Task brief:
Look through the material below for "Users". Copy every line that contains it.

Material to process:
────────

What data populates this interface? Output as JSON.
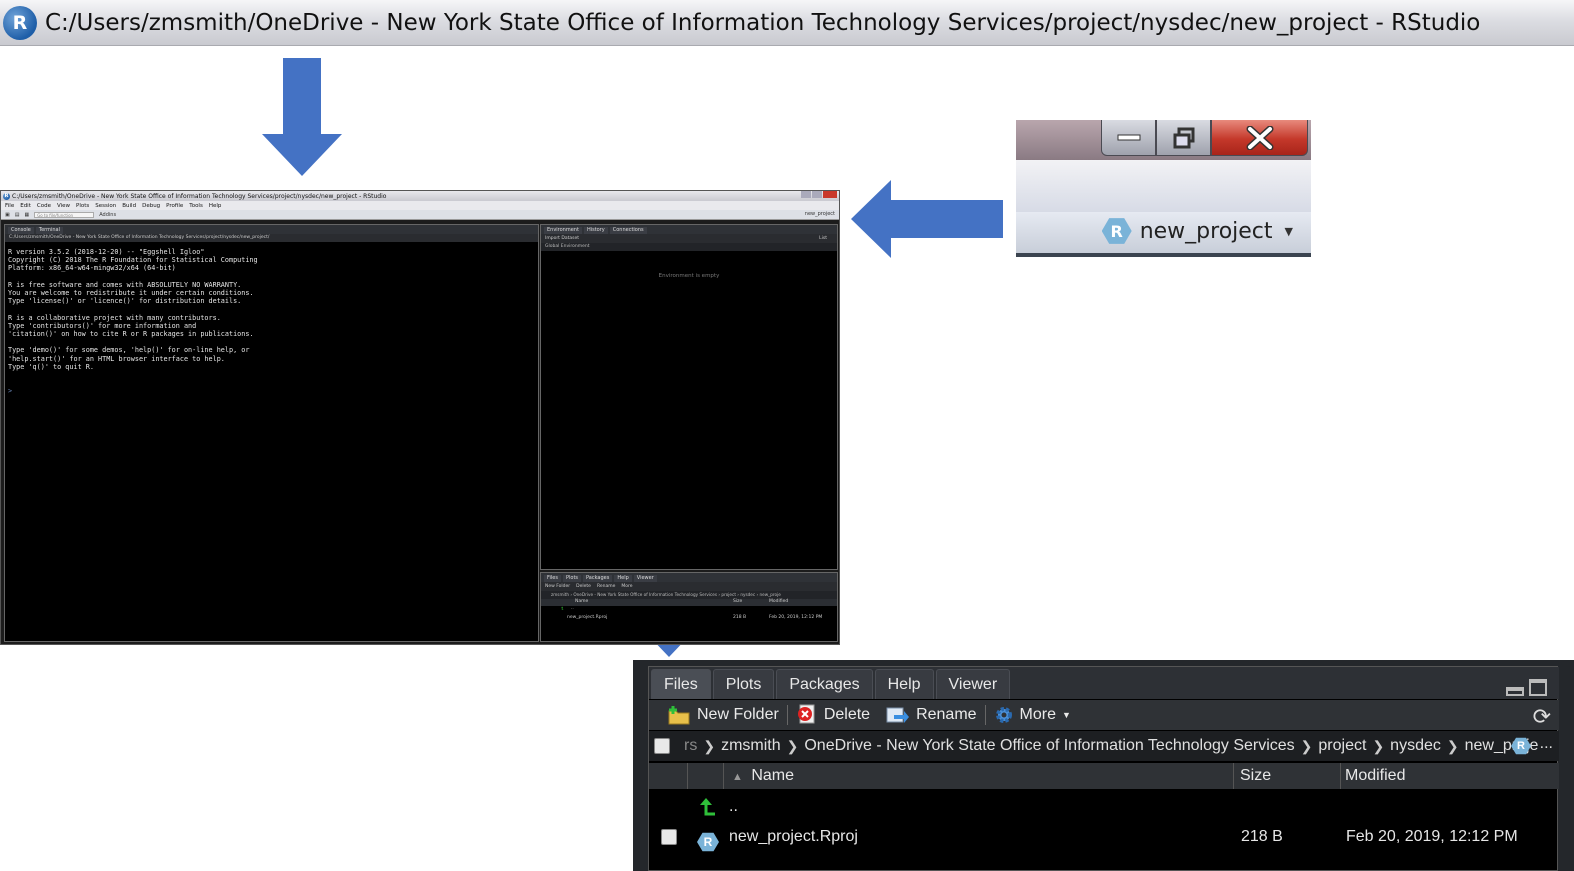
{
  "window_title": "C:/Users/zmsmith/OneDrive - New York State Office of Information Technology Services/project/nysdec/new_project - RStudio",
  "project_menu": {
    "label": "new_project"
  },
  "mini": {
    "menus": [
      "File",
      "Edit",
      "Code",
      "View",
      "Plots",
      "Session",
      "Build",
      "Debug",
      "Profile",
      "Tools",
      "Help"
    ],
    "goto_placeholder": "Go to file/function",
    "addins": "Addins",
    "console_tabs": [
      "Console",
      "Terminal"
    ],
    "console_path": "C:/Users/zmsmith/OneDrive - New York State Office of Information Technology Services/project/nysdec/new_project/",
    "console_text": "R version 3.5.2 (2018-12-20) -- \"Eggshell Igloo\"\nCopyright (C) 2018 The R Foundation for Statistical Computing\nPlatform: x86_64-w64-mingw32/x64 (64-bit)\n\nR is free software and comes with ABSOLUTELY NO WARRANTY.\nYou are welcome to redistribute it under certain conditions.\nType 'license()' or 'licence()' for distribution details.\n\nR is a collaborative project with many contributors.\nType 'contributors()' for more information and\n'citation()' on how to cite R or R packages in publications.\n\nType 'demo()' for some demos, 'help()' for on-line help, or\n'help.start()' for an HTML browser interface to help.\nType 'q()' to quit R.",
    "prompt": ">",
    "env_tabs": [
      "Environment",
      "History",
      "Connections"
    ],
    "import_dataset": "Import Dataset",
    "list_view": "List",
    "global_env": "Global Environment",
    "env_empty": "Environment is empty"
  },
  "files": {
    "tabs": [
      "Files",
      "Plots",
      "Packages",
      "Help",
      "Viewer"
    ],
    "toolbar": {
      "new_folder": "New Folder",
      "delete": "Delete",
      "rename": "Rename",
      "more": "More"
    },
    "breadcrumb": {
      "lead": "rs",
      "parts": [
        "zmsmith",
        "OneDrive - New York State Office of Information Technology Services",
        "project",
        "nysdec",
        "new_proje"
      ],
      "more": "..."
    },
    "columns": {
      "name": "Name",
      "size": "Size",
      "modified": "Modified"
    },
    "up_label": "..",
    "file": {
      "name": "new_project.Rproj",
      "size": "218 B",
      "modified": "Feb 20, 2019, 12:12 PM"
    }
  },
  "colors": {
    "arrow": "#4472c4",
    "r_blue": "#1e5ea8",
    "close_red": "#c4382a"
  }
}
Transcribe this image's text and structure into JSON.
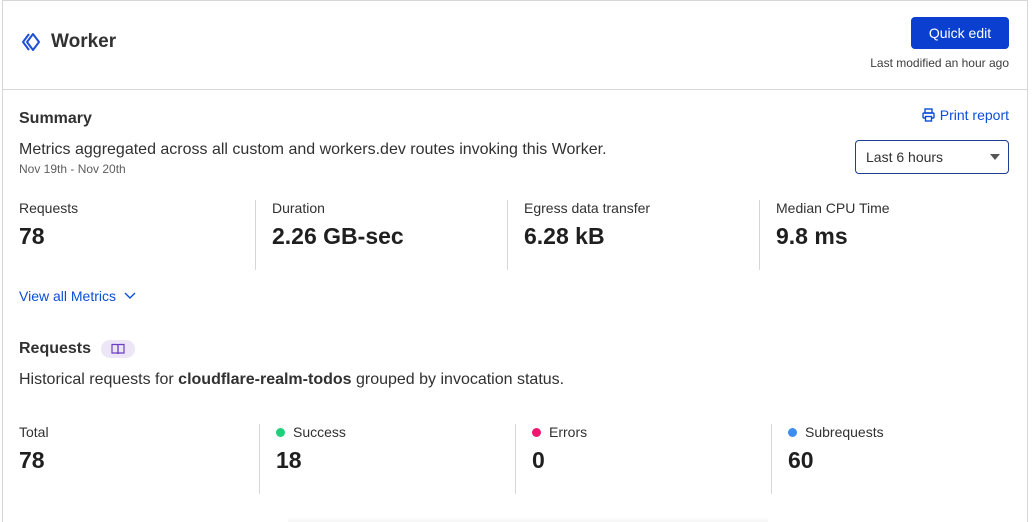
{
  "header": {
    "title": "Worker",
    "quick_edit_label": "Quick edit",
    "last_modified": "Last modified an hour ago",
    "icon": "worker-chevrons-icon"
  },
  "summary": {
    "title": "Summary",
    "description": "Metrics aggregated across all custom and workers.dev routes invoking this Worker.",
    "date_range": "Nov 19th - Nov 20th",
    "print_report_label": "Print report",
    "time_range_selected": "Last 6 hours",
    "metrics": [
      {
        "label": "Requests",
        "value": "78"
      },
      {
        "label": "Duration",
        "value": "2.26 GB-sec"
      },
      {
        "label": "Egress data transfer",
        "value": "6.28 kB"
      },
      {
        "label": "Median CPU Time",
        "value": "9.8 ms"
      }
    ],
    "view_all_label": "View all Metrics"
  },
  "requests": {
    "title": "Requests",
    "desc_prefix": "Historical requests for ",
    "worker_name": "cloudflare-realm-todos",
    "desc_suffix": " grouped by invocation status.",
    "stats": [
      {
        "label": "Total",
        "value": "78",
        "color": ""
      },
      {
        "label": "Success",
        "value": "18",
        "color": "#1ed07a"
      },
      {
        "label": "Errors",
        "value": "0",
        "color": "#f0176f"
      },
      {
        "label": "Subrequests",
        "value": "60",
        "color": "#3d8ef0"
      }
    ]
  },
  "colors": {
    "primary": "#0b3fd0",
    "link": "#0b4fd6",
    "border": "#d6d6d6"
  }
}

────────

Final answer:
  "window_title": "C:/Users/zmsmith/OneDrive - New York State Office of Information Technology Services/project/nysdec/new_project - RStudio",
    "console_path": "C:/Users/zmsmith/OneDrive - New York State Office of Information Technology Services/project/nysdec/new_project/",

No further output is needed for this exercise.